(Stored data entries)
^^^^^^^^

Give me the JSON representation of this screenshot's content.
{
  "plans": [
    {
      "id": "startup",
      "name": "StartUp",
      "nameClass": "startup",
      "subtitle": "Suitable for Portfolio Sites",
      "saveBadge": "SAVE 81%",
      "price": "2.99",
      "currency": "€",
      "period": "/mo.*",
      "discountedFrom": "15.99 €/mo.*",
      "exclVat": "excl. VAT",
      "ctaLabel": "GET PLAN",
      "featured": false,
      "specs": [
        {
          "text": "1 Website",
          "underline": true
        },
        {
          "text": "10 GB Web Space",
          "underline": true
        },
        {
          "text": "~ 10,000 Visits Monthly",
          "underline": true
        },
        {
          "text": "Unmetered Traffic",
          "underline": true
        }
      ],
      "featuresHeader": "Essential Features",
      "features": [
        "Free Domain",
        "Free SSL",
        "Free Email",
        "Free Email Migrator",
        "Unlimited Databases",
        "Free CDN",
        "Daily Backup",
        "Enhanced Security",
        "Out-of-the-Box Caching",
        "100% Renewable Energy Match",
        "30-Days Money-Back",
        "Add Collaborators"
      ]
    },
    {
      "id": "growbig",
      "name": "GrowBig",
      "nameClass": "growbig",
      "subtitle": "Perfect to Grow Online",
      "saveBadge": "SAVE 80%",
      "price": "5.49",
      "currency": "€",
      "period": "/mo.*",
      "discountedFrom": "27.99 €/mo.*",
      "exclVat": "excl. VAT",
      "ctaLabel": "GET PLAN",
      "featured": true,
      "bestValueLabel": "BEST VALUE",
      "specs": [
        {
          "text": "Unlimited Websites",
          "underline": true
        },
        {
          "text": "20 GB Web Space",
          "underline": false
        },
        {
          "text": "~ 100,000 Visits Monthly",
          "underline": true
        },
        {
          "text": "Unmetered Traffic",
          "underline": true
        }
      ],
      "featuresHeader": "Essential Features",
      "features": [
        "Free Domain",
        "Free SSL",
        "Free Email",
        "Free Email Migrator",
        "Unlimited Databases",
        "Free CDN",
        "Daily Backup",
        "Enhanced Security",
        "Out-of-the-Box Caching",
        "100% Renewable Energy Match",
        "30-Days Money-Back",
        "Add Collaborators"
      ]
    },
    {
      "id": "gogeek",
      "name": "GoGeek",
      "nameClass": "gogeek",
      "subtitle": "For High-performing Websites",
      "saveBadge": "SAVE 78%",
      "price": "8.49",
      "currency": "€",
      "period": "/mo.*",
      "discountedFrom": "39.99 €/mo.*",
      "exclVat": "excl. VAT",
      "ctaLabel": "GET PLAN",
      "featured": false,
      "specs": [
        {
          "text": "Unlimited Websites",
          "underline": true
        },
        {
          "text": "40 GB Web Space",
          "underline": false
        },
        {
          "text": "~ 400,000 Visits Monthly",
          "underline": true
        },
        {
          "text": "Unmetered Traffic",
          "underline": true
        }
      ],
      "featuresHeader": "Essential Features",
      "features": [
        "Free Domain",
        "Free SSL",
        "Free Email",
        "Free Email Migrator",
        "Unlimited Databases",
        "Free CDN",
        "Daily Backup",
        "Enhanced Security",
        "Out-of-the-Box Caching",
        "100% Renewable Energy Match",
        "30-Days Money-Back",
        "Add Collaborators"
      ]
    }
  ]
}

^^^^^^^^

Repeat the listing exactly, from its first line to its last.

Give me the JSON representation of this screenshot's content.
{
  "plans": [
    {
      "id": "startup",
      "name": "StartUp",
      "nameClass": "startup",
      "subtitle": "Suitable for Portfolio Sites",
      "saveBadge": "SAVE 81%",
      "price": "2.99",
      "currency": "€",
      "period": "/mo.*",
      "discountedFrom": "15.99 €/mo.*",
      "exclVat": "excl. VAT",
      "ctaLabel": "GET PLAN",
      "featured": false,
      "specs": [
        {
          "text": "1 Website",
          "underline": true
        },
        {
          "text": "10 GB Web Space",
          "underline": true
        },
        {
          "text": "~ 10,000 Visits Monthly",
          "underline": true
        },
        {
          "text": "Unmetered Traffic",
          "underline": true
        }
      ],
      "featuresHeader": "Essential Features",
      "features": [
        "Free Domain",
        "Free SSL",
        "Free Email",
        "Free Email Migrator",
        "Unlimited Databases",
        "Free CDN",
        "Daily Backup",
        "Enhanced Security",
        "Out-of-the-Box Caching",
        "100% Renewable Energy Match",
        "30-Days Money-Back",
        "Add Collaborators"
      ]
    },
    {
      "id": "growbig",
      "name": "GrowBig",
      "nameClass": "growbig",
      "subtitle": "Perfect to Grow Online",
      "saveBadge": "SAVE 80%",
      "price": "5.49",
      "currency": "€",
      "period": "/mo.*",
      "discountedFrom": "27.99 €/mo.*",
      "exclVat": "excl. VAT",
      "ctaLabel": "GET PLAN",
      "featured": true,
      "bestValueLabel": "BEST VALUE",
      "specs": [
        {
          "text": "Unlimited Websites",
          "underline": true
        },
        {
          "text": "20 GB Web Space",
          "underline": false
        },
        {
          "text": "~ 100,000 Visits Monthly",
          "underline": true
        },
        {
          "text": "Unmetered Traffic",
          "underline": true
        }
      ],
      "featuresHeader": "Essential Features",
      "features": [
        "Free Domain",
        "Free SSL",
        "Free Email",
        "Free Email Migrator",
        "Unlimited Databases",
        "Free CDN",
        "Daily Backup",
        "Enhanced Security",
        "Out-of-the-Box Caching",
        "100% Renewable Energy Match",
        "30-Days Money-Back",
        "Add Collaborators"
      ]
    },
    {
      "id": "gogeek",
      "name": "GoGeek",
      "nameClass": "gogeek",
      "subtitle": "For High-performing Websites",
      "saveBadge": "SAVE 78%",
      "price": "8.49",
      "currency": "€",
      "period": "/mo.*",
      "discountedFrom": "39.99 €/mo.*",
      "exclVat": "excl. VAT",
      "ctaLabel": "GET PLAN",
      "featured": false,
      "specs": [
        {
          "text": "Unlimited Websites",
          "underline": true
        },
        {
          "text": "40 GB Web Space",
          "underline": false
        },
        {
          "text": "~ 400,000 Visits Monthly",
          "underline": true
        },
        {
          "text": "Unmetered Traffic",
          "underline": true
        }
      ],
      "featuresHeader": "Essential Features",
      "features": [
        "Free Domain",
        "Free SSL",
        "Free Email",
        "Free Email Migrator",
        "Unlimited Databases",
        "Free CDN",
        "Daily Backup",
        "Enhanced Security",
        "Out-of-the-Box Caching",
        "100% Renewable Energy Match",
        "30-Days Money-Back",
        "Add Collaborators"
      ]
    }
  ]
}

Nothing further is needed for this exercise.